# 任务要求:
挑出下列条目中所有含有字符串“salinity”的行，并逐行照抄。

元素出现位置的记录

⁂

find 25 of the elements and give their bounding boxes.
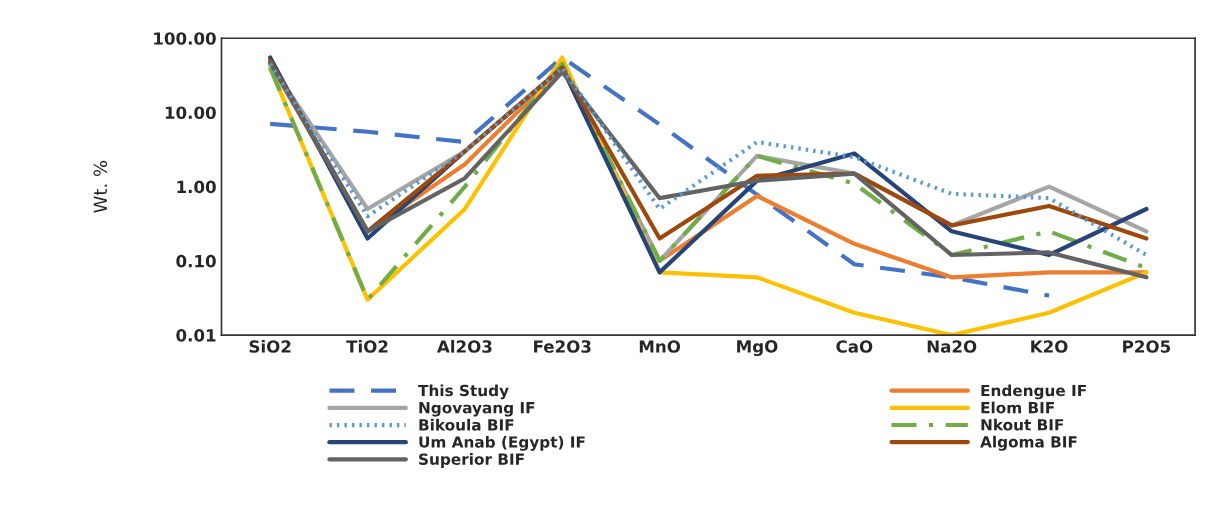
x-tick-label: K2O [1031, 340, 1068, 353]
legend-label: Algoma BIF [980, 435, 1077, 451]
x-tick-label: SiO2 [249, 339, 291, 353]
legend-label: This Study [418, 384, 509, 400]
legend-label: Superior BIF [419, 453, 524, 468]
legend-label: Um Anab (Egypt) IF [419, 435, 585, 451]
y-tick-label: 1.00 [177, 180, 216, 194]
legend-label: Elom BIF [981, 401, 1054, 414]
legend-label: Nkout BIF [981, 418, 1064, 431]
x-tick-label: TiO2 [346, 339, 388, 353]
x-tick-label: Na2O [927, 340, 977, 353]
x-tick-label: Fe2O3 [534, 340, 591, 353]
legend-label: Bikoula BIF [419, 418, 514, 431]
y-tick-label: 0.10 [176, 254, 216, 268]
x-tick-label: MgO [737, 340, 778, 357]
legend-label: Ngovayang IF [419, 402, 535, 417]
legend-label: Endengue IF [981, 384, 1086, 400]
x-tick-label: Al2O3 [436, 339, 492, 353]
y-tick-label: 0.01 [176, 329, 216, 342]
x-tick-label: CaO [836, 340, 873, 353]
x-tick-label: MnO [639, 340, 681, 353]
y-tick-label: 10.00 [165, 106, 216, 120]
y-tick-label: 100.00 [154, 32, 216, 45]
x-tick-label: P2O5 [1123, 340, 1171, 353]
y-axis-title: Wt. % [93, 160, 108, 213]
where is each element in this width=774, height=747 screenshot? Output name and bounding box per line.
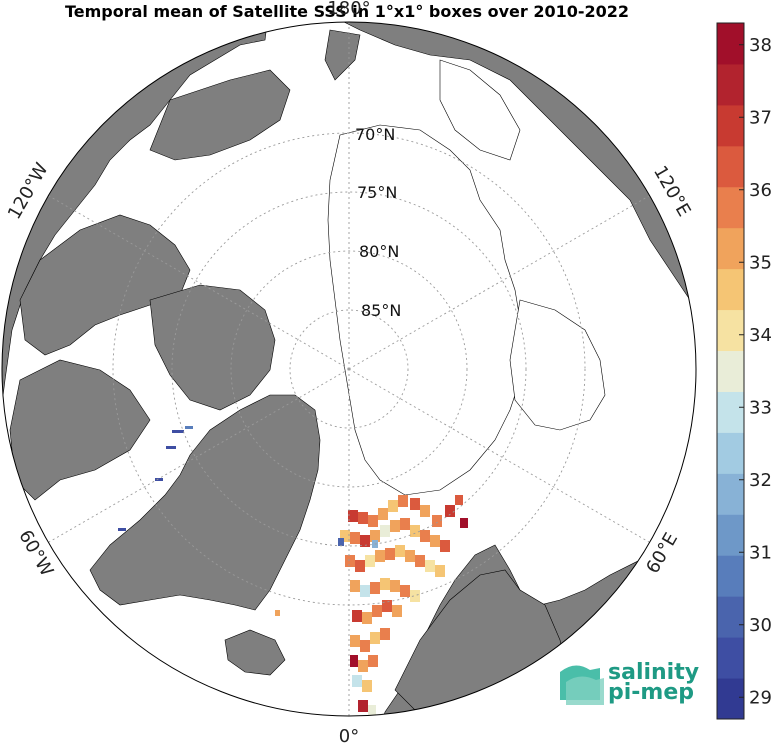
colorbar-segment bbox=[717, 637, 744, 679]
colorbar-tick-label: 30 bbox=[749, 615, 772, 636]
map-frame bbox=[1, 21, 697, 717]
colorbar-tick-label: 32 bbox=[749, 470, 772, 491]
land-greenland bbox=[89, 394, 321, 611]
colorbar-frame bbox=[716, 22, 745, 720]
parallel-label-70: 70°N bbox=[355, 125, 395, 144]
colorbar-segment bbox=[717, 473, 744, 515]
colorbar-segment bbox=[717, 63, 744, 106]
parallel-label-85: 85°N bbox=[361, 301, 401, 320]
colorbar-segment bbox=[717, 514, 744, 556]
colorbar-segment bbox=[717, 350, 744, 392]
chart-title: Temporal mean of Satellite SSS in 1°x1° … bbox=[65, 2, 629, 21]
colorbar-tick-label: 36 bbox=[749, 180, 772, 201]
graticule bbox=[48, 22, 650, 716]
polar-map: 70°N 75°N 80°N 85°N 120°W 120°E 60°W 60°… bbox=[1, 0, 697, 747]
colorbar-segment bbox=[717, 268, 744, 311]
colorbar-segment bbox=[717, 555, 744, 597]
colorbar-segment bbox=[717, 227, 744, 270]
colorbar-segment bbox=[717, 309, 744, 352]
siberian-white bbox=[439, 59, 521, 161]
colorbar-segment bbox=[717, 23, 744, 65]
colorbar-tick-label: 31 bbox=[749, 542, 772, 563]
meridian-label-180: 180° bbox=[327, 0, 370, 19]
colorbar-segment bbox=[717, 104, 744, 147]
colorbar-tick-label: 38 bbox=[749, 35, 772, 56]
colorbar-segment bbox=[717, 596, 744, 638]
colorbar-segment bbox=[717, 432, 744, 474]
logo-line1: salinity bbox=[608, 660, 699, 685]
colorbar-segment bbox=[717, 145, 744, 188]
land-iceland bbox=[224, 629, 286, 676]
sss-data bbox=[118, 426, 468, 715]
colorbar-segment bbox=[717, 391, 744, 433]
colorbar-segment bbox=[717, 186, 744, 229]
logo-line2: pi-mep bbox=[608, 680, 694, 705]
meridian-label-0: 0° bbox=[339, 726, 359, 747]
colorbar-tick-label: 35 bbox=[749, 252, 772, 273]
colorbar: 29 30 31 32 33 34 35 36 37 38 bbox=[716, 22, 772, 720]
colorbar-tick-label: 34 bbox=[749, 325, 772, 346]
colorbar-segment bbox=[717, 678, 744, 720]
russian-shelf-white bbox=[327, 124, 526, 496]
colorbar-tick-label: 29 bbox=[749, 687, 772, 708]
land-canadian-islands bbox=[19, 214, 191, 356]
salinity-pimep-logo: salinity pi-mep bbox=[560, 660, 699, 705]
parallel-label-75: 75°N bbox=[357, 183, 397, 202]
colorbar-tick-label: 33 bbox=[749, 397, 772, 418]
land-canada-west bbox=[149, 69, 291, 161]
land-svalbard bbox=[324, 29, 361, 81]
colorbar-tick-label: 37 bbox=[749, 107, 772, 128]
kara-sea-white bbox=[509, 299, 606, 431]
parallel-label-80: 80°N bbox=[359, 242, 399, 261]
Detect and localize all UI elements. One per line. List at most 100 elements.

⁂

# 参考答案:
logo-line1: salinity bbox=[608, 660, 699, 685]
salinity-pimep-logo: salinity pi-mep bbox=[560, 660, 699, 705]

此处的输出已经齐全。